____ Entries shown

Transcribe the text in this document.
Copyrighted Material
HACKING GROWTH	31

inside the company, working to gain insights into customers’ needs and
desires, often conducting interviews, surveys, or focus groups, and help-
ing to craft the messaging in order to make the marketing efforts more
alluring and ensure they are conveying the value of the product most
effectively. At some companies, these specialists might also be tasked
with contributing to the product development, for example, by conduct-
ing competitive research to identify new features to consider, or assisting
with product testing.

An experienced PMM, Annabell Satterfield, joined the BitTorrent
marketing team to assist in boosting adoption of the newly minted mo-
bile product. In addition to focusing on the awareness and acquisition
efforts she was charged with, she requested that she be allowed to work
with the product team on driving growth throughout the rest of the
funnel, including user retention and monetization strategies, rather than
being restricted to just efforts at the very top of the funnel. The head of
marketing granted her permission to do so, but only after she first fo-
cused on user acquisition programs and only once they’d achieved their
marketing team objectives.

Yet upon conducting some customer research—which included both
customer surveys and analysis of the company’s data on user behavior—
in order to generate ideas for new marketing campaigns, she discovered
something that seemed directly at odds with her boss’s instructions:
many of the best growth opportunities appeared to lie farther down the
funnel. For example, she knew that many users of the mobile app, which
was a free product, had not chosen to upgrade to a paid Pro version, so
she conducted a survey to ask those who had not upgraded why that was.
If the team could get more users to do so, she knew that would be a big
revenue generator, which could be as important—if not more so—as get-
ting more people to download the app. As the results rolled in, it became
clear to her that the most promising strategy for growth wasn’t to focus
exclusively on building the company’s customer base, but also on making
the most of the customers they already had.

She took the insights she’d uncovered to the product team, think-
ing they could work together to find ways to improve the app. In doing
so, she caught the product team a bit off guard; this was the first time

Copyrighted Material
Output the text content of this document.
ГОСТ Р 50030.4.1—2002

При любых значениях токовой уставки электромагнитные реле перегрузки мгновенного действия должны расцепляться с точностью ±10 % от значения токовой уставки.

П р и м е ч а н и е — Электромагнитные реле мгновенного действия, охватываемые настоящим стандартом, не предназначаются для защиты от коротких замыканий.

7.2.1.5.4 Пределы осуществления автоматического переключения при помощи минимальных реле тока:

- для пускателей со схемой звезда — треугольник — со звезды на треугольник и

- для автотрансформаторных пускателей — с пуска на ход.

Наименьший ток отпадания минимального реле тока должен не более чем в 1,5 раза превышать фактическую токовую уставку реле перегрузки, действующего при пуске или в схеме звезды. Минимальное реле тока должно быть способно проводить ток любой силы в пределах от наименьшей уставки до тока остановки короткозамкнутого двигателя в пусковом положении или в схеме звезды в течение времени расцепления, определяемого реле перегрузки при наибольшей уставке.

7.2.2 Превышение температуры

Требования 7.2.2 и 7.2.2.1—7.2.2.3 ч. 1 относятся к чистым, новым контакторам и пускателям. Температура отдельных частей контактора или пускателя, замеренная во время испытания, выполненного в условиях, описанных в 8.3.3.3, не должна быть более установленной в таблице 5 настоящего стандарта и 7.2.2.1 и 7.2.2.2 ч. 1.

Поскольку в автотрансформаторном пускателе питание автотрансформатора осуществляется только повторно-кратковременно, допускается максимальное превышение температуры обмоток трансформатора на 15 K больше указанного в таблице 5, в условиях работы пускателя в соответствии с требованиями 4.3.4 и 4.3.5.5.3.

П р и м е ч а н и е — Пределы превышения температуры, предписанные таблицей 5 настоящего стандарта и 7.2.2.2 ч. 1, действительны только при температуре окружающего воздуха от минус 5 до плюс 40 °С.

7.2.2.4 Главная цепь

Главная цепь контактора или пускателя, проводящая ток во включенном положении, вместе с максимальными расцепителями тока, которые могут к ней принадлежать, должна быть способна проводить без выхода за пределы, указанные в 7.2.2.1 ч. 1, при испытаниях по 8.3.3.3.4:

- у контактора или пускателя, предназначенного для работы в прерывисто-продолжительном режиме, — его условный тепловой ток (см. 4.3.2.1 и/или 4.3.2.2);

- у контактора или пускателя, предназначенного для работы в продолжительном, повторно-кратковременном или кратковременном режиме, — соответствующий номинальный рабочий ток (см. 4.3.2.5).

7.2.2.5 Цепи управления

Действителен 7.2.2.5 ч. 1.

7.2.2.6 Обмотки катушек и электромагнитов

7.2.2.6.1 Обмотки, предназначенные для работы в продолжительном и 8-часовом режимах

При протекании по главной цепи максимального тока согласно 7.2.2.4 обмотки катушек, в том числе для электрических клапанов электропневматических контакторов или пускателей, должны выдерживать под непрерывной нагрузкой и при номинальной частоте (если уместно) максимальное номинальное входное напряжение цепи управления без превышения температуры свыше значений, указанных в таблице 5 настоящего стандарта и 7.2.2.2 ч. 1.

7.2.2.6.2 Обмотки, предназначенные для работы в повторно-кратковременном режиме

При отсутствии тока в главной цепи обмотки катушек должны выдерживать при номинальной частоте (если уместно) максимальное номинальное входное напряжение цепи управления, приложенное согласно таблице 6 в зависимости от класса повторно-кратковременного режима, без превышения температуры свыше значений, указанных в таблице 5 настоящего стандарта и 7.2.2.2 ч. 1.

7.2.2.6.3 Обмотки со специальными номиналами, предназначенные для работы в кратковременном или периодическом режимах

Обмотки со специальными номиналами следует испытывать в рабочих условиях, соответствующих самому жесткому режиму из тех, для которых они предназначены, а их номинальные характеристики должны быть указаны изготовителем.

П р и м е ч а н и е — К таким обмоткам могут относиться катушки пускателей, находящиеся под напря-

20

________
____ Entries shown

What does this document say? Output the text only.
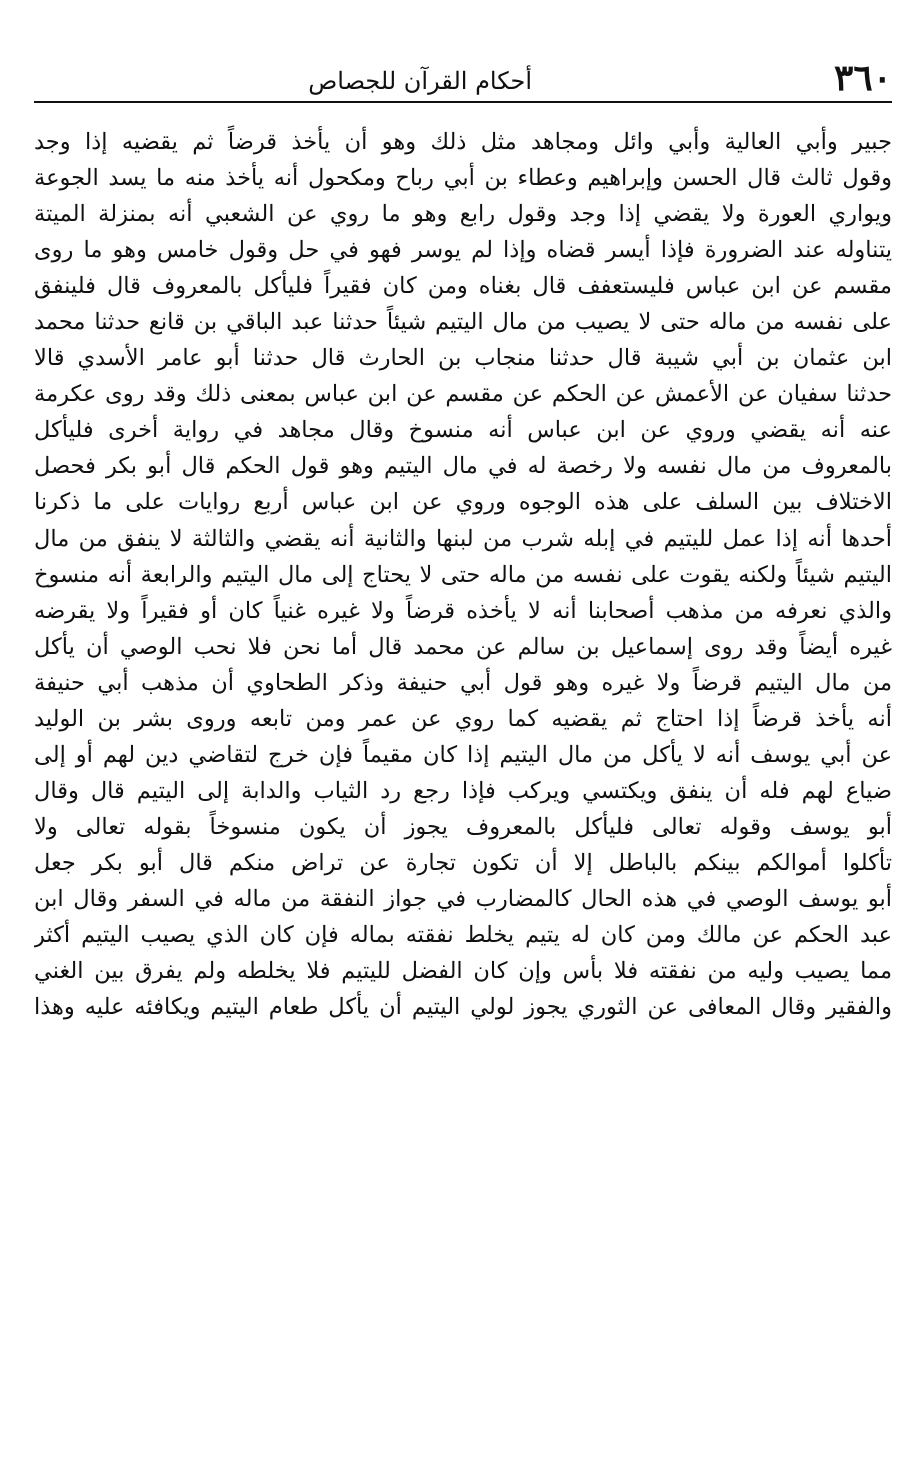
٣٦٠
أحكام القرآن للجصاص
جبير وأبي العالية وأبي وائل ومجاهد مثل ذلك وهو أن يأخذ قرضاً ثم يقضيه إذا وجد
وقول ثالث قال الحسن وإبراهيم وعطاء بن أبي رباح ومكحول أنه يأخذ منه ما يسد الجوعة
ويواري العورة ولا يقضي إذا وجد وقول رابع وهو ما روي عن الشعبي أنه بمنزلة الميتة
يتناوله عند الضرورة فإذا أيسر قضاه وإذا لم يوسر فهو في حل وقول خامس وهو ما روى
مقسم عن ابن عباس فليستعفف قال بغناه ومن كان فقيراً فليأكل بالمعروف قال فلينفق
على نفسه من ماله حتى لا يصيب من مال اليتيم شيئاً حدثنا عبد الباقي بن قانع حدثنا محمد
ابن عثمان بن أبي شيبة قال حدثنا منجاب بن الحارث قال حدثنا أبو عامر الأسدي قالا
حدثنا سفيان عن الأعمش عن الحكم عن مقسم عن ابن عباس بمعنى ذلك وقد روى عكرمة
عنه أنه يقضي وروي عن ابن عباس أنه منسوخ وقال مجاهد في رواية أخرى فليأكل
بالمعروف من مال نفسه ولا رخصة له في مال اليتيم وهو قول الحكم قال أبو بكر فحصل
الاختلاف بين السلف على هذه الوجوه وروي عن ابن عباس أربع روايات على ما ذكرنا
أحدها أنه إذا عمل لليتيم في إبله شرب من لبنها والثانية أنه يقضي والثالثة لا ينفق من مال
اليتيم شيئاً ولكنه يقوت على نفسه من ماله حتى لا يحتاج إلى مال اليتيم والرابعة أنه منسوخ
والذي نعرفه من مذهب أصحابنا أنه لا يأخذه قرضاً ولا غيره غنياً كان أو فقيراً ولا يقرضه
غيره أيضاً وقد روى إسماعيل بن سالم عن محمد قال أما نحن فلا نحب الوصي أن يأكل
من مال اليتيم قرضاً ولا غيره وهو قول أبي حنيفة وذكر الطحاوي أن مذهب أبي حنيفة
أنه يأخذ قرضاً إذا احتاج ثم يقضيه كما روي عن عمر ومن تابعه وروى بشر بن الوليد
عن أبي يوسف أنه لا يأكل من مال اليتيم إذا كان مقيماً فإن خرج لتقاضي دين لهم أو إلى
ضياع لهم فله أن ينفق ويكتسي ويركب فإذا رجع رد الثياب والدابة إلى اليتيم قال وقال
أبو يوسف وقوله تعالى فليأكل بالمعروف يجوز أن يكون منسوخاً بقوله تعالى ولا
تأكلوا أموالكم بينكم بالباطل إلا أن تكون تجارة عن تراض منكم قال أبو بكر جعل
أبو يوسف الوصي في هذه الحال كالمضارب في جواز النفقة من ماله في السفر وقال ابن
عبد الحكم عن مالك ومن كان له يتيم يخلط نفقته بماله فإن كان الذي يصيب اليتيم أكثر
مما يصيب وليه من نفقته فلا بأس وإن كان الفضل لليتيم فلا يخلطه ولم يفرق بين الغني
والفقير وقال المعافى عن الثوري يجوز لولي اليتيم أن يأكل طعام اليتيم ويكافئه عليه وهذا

________

## Problem requirements
All lines that include "فليأكل" are to be gathered and copied.

## The solution
مقسم عن ابن عباس فليستعفف قال بغناه ومن كان فقيراً فليأكل بالمعروف قال فلينفق
عنه أنه يقضي وروي عن ابن عباس أنه منسوخ وقال مجاهد في رواية أخرى فليأكل
أبو يوسف وقوله تعالى فليأكل بالمعروف يجوز أن يكون منسوخاً بقوله تعالى ولا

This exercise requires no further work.